Task to complete: Find the word "username" in the records below. List each line containing it.

Supplied information:
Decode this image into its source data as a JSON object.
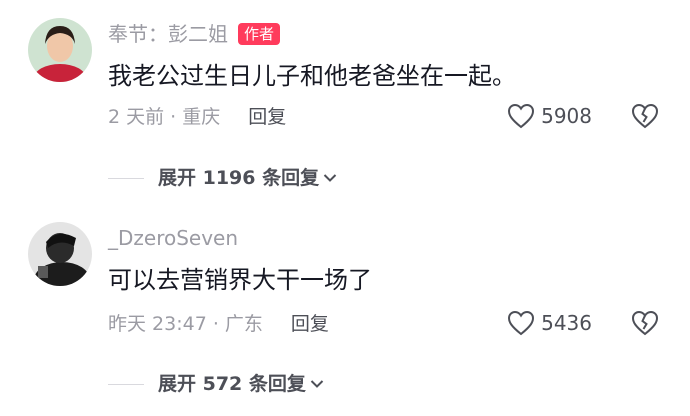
{
  "comments": [
    {
      "username": "奉节：彭二姐",
      "badge": "作者",
      "text": "我老公过生日儿子和他老爸坐在一起。",
      "time_location": "2 天前 · 重庆",
      "reply_label": "回复",
      "likes": "5908",
      "expand_label": "展开 1196 条回复"
    },
    {
      "username": "_DzeroSeven",
      "text": "可以去营销界大干一场了",
      "time_location": "昨天 23:47 · 广东",
      "reply_label": "回复",
      "likes": "5436",
      "expand_label": "展开 572 条回复"
    }
  ],
  "icons": {
    "like": "heart-outline-icon",
    "dislike": "broken-heart-icon",
    "expand": "chevron-down-icon"
  },
  "colors": {
    "badge": "#ff3b5c",
    "meta_text": "#9b9ba3",
    "body_text": "#161823"
  }
}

Solution:
      "username": "奉节：彭二姐",
      "username": "_DzeroSeven",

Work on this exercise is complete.